* start SUPPLIED DATA *

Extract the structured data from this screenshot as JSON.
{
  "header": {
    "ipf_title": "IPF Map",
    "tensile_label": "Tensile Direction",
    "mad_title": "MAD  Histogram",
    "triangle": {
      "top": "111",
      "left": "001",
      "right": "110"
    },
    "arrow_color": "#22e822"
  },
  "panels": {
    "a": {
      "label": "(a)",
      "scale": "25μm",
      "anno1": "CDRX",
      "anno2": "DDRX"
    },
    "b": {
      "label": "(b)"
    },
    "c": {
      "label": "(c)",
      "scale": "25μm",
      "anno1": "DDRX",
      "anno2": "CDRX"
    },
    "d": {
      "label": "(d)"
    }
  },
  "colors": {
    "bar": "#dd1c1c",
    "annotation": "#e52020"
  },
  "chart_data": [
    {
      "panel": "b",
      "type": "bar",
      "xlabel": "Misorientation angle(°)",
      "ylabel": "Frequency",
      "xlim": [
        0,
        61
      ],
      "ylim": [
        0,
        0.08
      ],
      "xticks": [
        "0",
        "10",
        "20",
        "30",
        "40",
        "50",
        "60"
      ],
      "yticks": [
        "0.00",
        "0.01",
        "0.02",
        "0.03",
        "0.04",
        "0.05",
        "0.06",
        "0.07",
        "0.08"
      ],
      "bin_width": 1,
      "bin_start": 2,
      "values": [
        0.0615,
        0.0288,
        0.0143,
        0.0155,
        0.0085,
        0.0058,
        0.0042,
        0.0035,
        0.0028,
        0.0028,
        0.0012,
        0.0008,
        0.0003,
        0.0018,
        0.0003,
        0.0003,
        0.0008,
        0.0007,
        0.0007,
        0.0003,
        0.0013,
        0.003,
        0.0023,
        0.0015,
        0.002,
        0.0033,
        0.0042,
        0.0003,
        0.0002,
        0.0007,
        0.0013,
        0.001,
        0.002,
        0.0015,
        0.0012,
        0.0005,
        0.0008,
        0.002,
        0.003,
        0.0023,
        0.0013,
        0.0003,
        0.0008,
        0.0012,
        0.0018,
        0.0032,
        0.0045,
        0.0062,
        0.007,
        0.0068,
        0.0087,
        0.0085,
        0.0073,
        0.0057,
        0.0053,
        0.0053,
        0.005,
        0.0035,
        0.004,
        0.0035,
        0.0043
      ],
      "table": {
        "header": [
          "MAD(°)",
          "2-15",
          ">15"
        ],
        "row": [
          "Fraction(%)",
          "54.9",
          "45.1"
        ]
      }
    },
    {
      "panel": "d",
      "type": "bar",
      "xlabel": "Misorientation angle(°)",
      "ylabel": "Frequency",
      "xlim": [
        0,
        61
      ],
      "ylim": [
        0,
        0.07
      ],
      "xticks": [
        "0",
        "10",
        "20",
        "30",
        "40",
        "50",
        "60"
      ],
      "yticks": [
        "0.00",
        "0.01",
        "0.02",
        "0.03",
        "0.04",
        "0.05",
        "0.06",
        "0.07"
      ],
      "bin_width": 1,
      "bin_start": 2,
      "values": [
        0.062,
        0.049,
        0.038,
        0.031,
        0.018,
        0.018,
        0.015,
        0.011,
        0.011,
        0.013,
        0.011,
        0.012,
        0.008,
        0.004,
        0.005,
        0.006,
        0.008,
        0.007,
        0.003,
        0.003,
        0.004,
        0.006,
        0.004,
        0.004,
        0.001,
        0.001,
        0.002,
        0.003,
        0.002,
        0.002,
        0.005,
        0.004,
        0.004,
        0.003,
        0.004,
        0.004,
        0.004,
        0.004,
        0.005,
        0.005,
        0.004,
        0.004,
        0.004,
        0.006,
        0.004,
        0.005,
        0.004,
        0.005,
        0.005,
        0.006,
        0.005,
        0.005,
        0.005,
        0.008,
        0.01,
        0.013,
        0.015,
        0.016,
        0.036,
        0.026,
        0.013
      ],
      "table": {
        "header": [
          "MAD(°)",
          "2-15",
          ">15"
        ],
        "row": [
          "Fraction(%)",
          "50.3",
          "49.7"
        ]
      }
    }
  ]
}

* end SUPPLIED DATA *

__SHORT TASK__: Set down each entry again, unchanged.

__RESPONSE__:
Extract the structured data from this screenshot as JSON.
{
  "header": {
    "ipf_title": "IPF Map",
    "tensile_label": "Tensile Direction",
    "mad_title": "MAD  Histogram",
    "triangle": {
      "top": "111",
      "left": "001",
      "right": "110"
    },
    "arrow_color": "#22e822"
  },
  "panels": {
    "a": {
      "label": "(a)",
      "scale": "25μm",
      "anno1": "CDRX",
      "anno2": "DDRX"
    },
    "b": {
      "label": "(b)"
    },
    "c": {
      "label": "(c)",
      "scale": "25μm",
      "anno1": "DDRX",
      "anno2": "CDRX"
    },
    "d": {
      "label": "(d)"
    }
  },
  "colors": {
    "bar": "#dd1c1c",
    "annotation": "#e52020"
  },
  "chart_data": [
    {
      "panel": "b",
      "type": "bar",
      "xlabel": "Misorientation angle(°)",
      "ylabel": "Frequency",
      "xlim": [
        0,
        61
      ],
      "ylim": [
        0,
        0.08
      ],
      "xticks": [
        "0",
        "10",
        "20",
        "30",
        "40",
        "50",
        "60"
      ],
      "yticks": [
        "0.00",
        "0.01",
        "0.02",
        "0.03",
        "0.04",
        "0.05",
        "0.06",
        "0.07",
        "0.08"
      ],
      "bin_width": 1,
      "bin_start": 2,
      "values": [
        0.0615,
        0.0288,
        0.0143,
        0.0155,
        0.0085,
        0.0058,
        0.0042,
        0.0035,
        0.0028,
        0.0028,
        0.0012,
        0.0008,
        0.0003,
        0.0018,
        0.0003,
        0.0003,
        0.0008,
        0.0007,
        0.0007,
        0.0003,
        0.0013,
        0.003,
        0.0023,
        0.0015,
        0.002,
        0.0033,
        0.0042,
        0.0003,
        0.0002,
        0.0007,
        0.0013,
        0.001,
        0.002,
        0.0015,
        0.0012,
        0.0005,
        0.0008,
        0.002,
        0.003,
        0.0023,
        0.0013,
        0.0003,
        0.0008,
        0.0012,
        0.0018,
        0.0032,
        0.0045,
        0.0062,
        0.007,
        0.0068,
        0.0087,
        0.0085,
        0.0073,
        0.0057,
        0.0053,
        0.0053,
        0.005,
        0.0035,
        0.004,
        0.0035,
        0.0043
      ],
      "table": {
        "header": [
          "MAD(°)",
          "2-15",
          ">15"
        ],
        "row": [
          "Fraction(%)",
          "54.9",
          "45.1"
        ]
      }
    },
    {
      "panel": "d",
      "type": "bar",
      "xlabel": "Misorientation angle(°)",
      "ylabel": "Frequency",
      "xlim": [
        0,
        61
      ],
      "ylim": [
        0,
        0.07
      ],
      "xticks": [
        "0",
        "10",
        "20",
        "30",
        "40",
        "50",
        "60"
      ],
      "yticks": [
        "0.00",
        "0.01",
        "0.02",
        "0.03",
        "0.04",
        "0.05",
        "0.06",
        "0.07"
      ],
      "bin_width": 1,
      "bin_start": 2,
      "values": [
        0.062,
        0.049,
        0.038,
        0.031,
        0.018,
        0.018,
        0.015,
        0.011,
        0.011,
        0.013,
        0.011,
        0.012,
        0.008,
        0.004,
        0.005,
        0.006,
        0.008,
        0.007,
        0.003,
        0.003,
        0.004,
        0.006,
        0.004,
        0.004,
        0.001,
        0.001,
        0.002,
        0.003,
        0.002,
        0.002,
        0.005,
        0.004,
        0.004,
        0.003,
        0.004,
        0.004,
        0.004,
        0.004,
        0.005,
        0.005,
        0.004,
        0.004,
        0.004,
        0.006,
        0.004,
        0.005,
        0.004,
        0.005,
        0.005,
        0.006,
        0.005,
        0.005,
        0.005,
        0.008,
        0.01,
        0.013,
        0.015,
        0.016,
        0.036,
        0.026,
        0.013
      ],
      "table": {
        "header": [
          "MAD(°)",
          "2-15",
          ">15"
        ],
        "row": [
          "Fraction(%)",
          "50.3",
          "49.7"
        ]
      }
    }
  ]
}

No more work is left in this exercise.